Copy every entry exactly as given, minus the images.
- - -
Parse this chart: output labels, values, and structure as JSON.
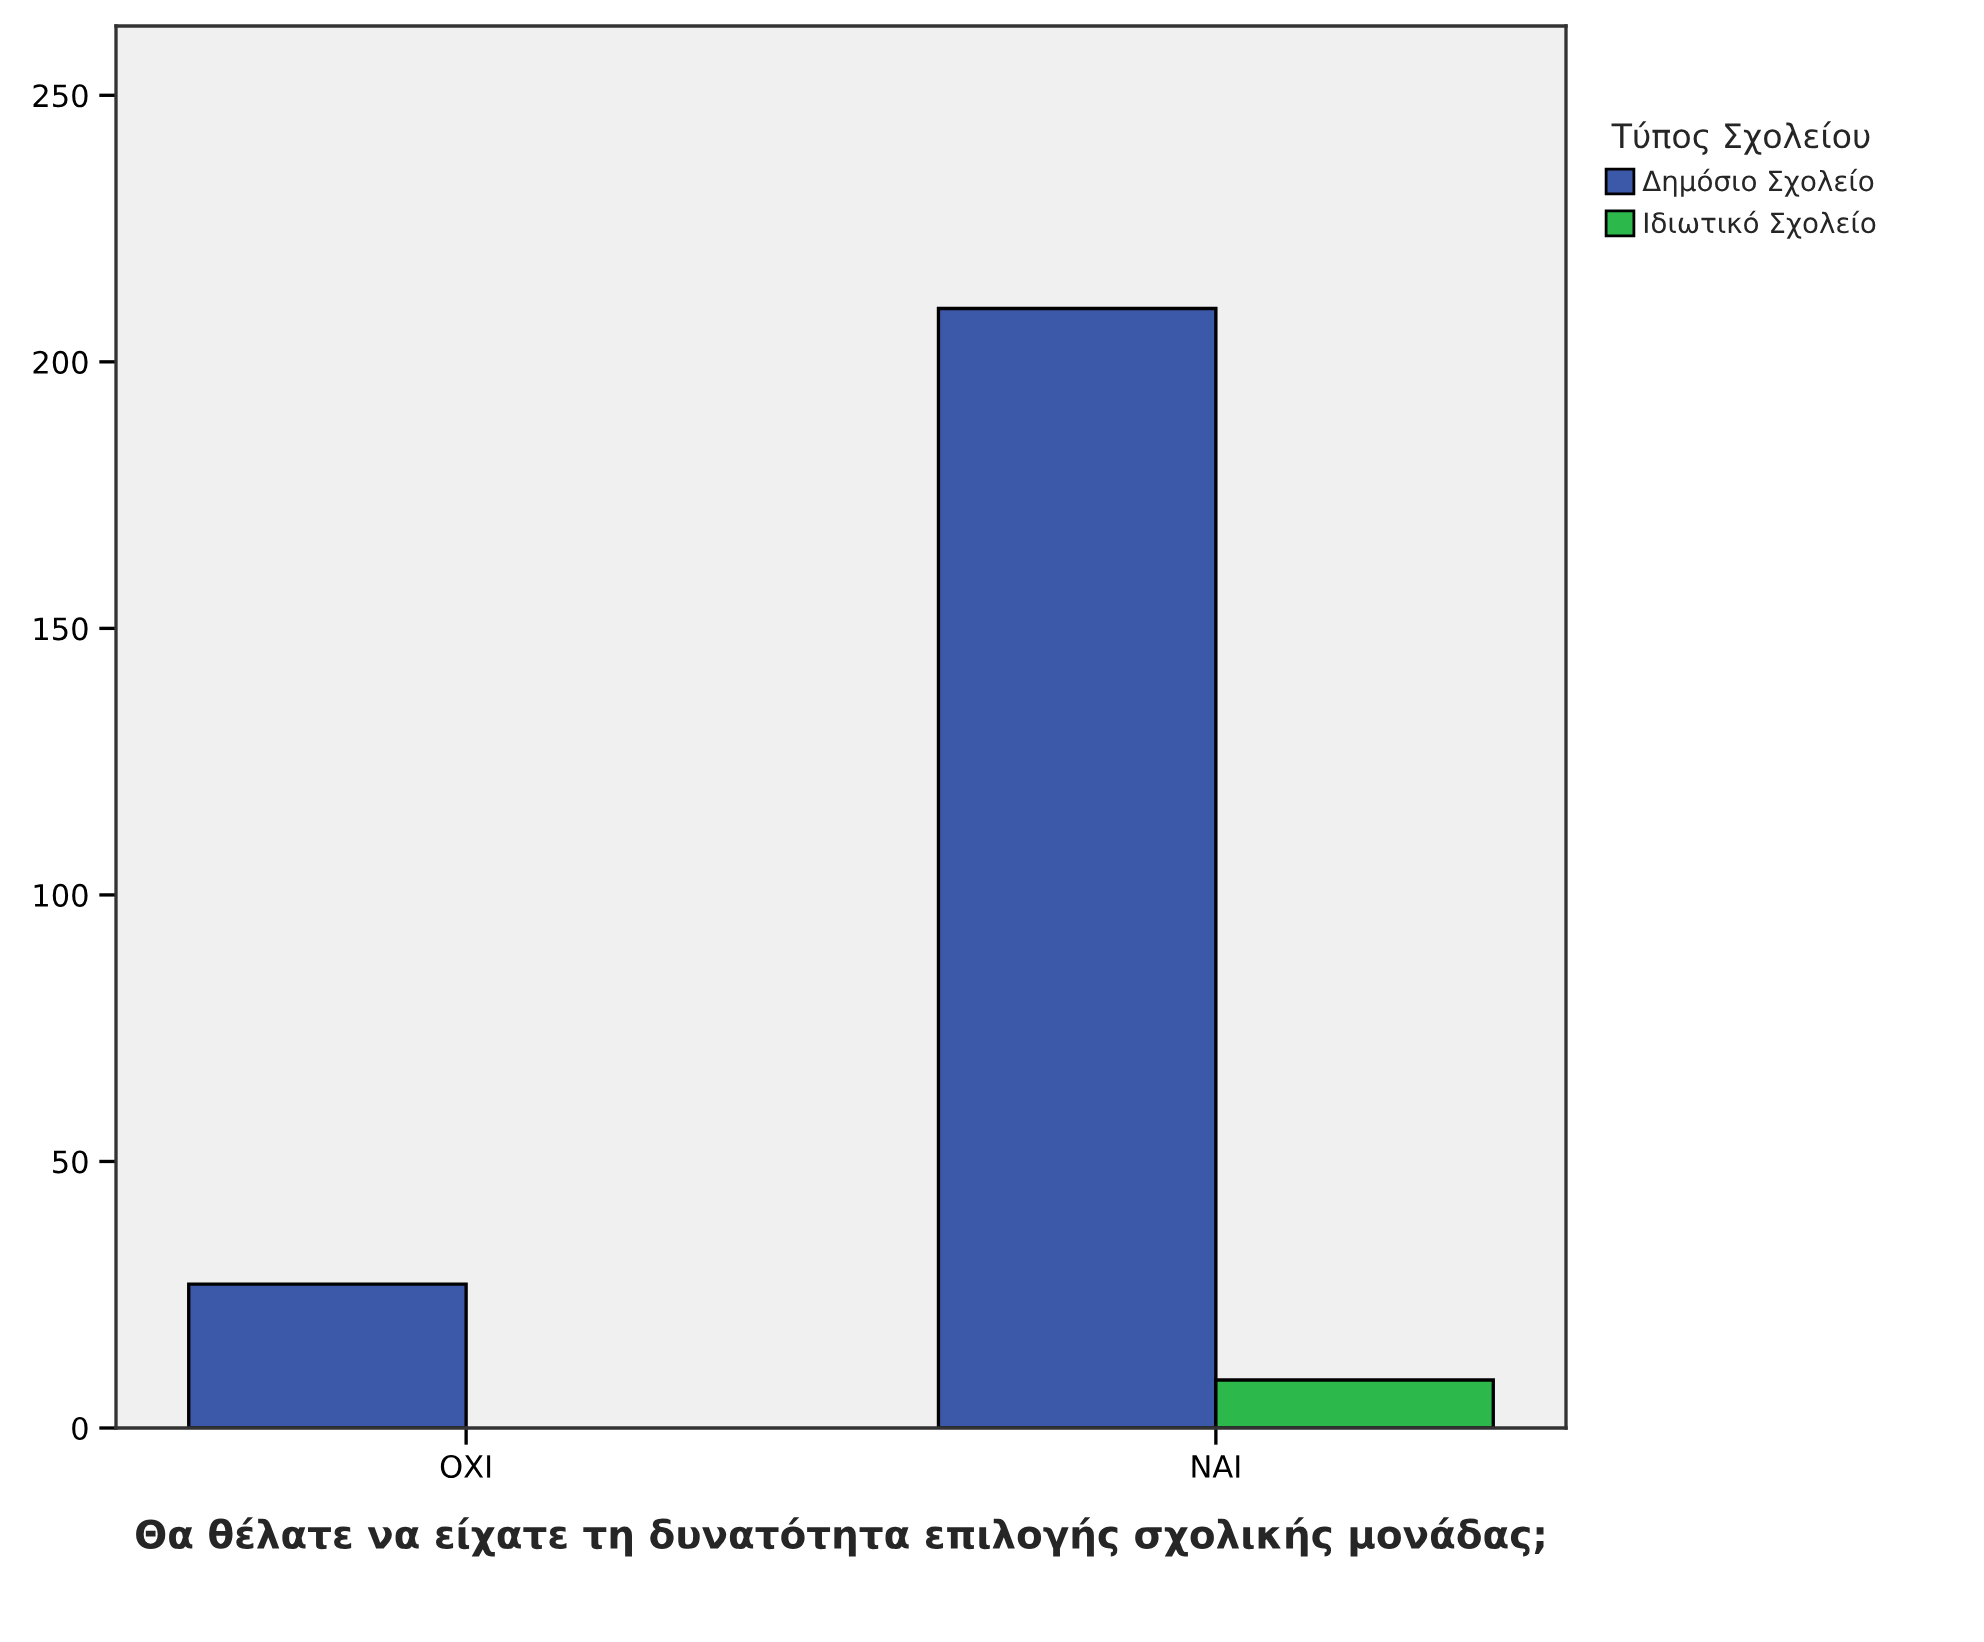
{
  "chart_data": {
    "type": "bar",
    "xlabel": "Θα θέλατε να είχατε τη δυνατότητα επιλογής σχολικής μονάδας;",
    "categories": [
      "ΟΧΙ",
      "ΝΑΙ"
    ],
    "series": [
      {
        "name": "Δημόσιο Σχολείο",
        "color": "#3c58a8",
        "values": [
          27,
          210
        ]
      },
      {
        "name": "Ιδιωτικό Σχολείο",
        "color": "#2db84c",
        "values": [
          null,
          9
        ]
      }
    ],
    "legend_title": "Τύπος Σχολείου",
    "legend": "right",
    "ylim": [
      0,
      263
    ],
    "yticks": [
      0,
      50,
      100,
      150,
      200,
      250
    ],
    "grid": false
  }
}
- - -
▶ _Problem solution_:
Parse this chart: output labels, values, and structure as JSON.
{
  "chart_data": {
    "type": "bar",
    "xlabel": "Θα θέλατε να είχατε τη δυνατότητα επιλογής σχολικής μονάδας;",
    "categories": [
      "ΟΧΙ",
      "ΝΑΙ"
    ],
    "series": [
      {
        "name": "Δημόσιο Σχολείο",
        "color": "#3c58a8",
        "values": [
          27,
          210
        ]
      },
      {
        "name": "Ιδιωτικό Σχολείο",
        "color": "#2db84c",
        "values": [
          null,
          9
        ]
      }
    ],
    "legend_title": "Τύπος Σχολείου",
    "legend": "right",
    "ylim": [
      0,
      263
    ],
    "yticks": [
      0,
      50,
      100,
      150,
      200,
      250
    ],
    "grid": false
  }
}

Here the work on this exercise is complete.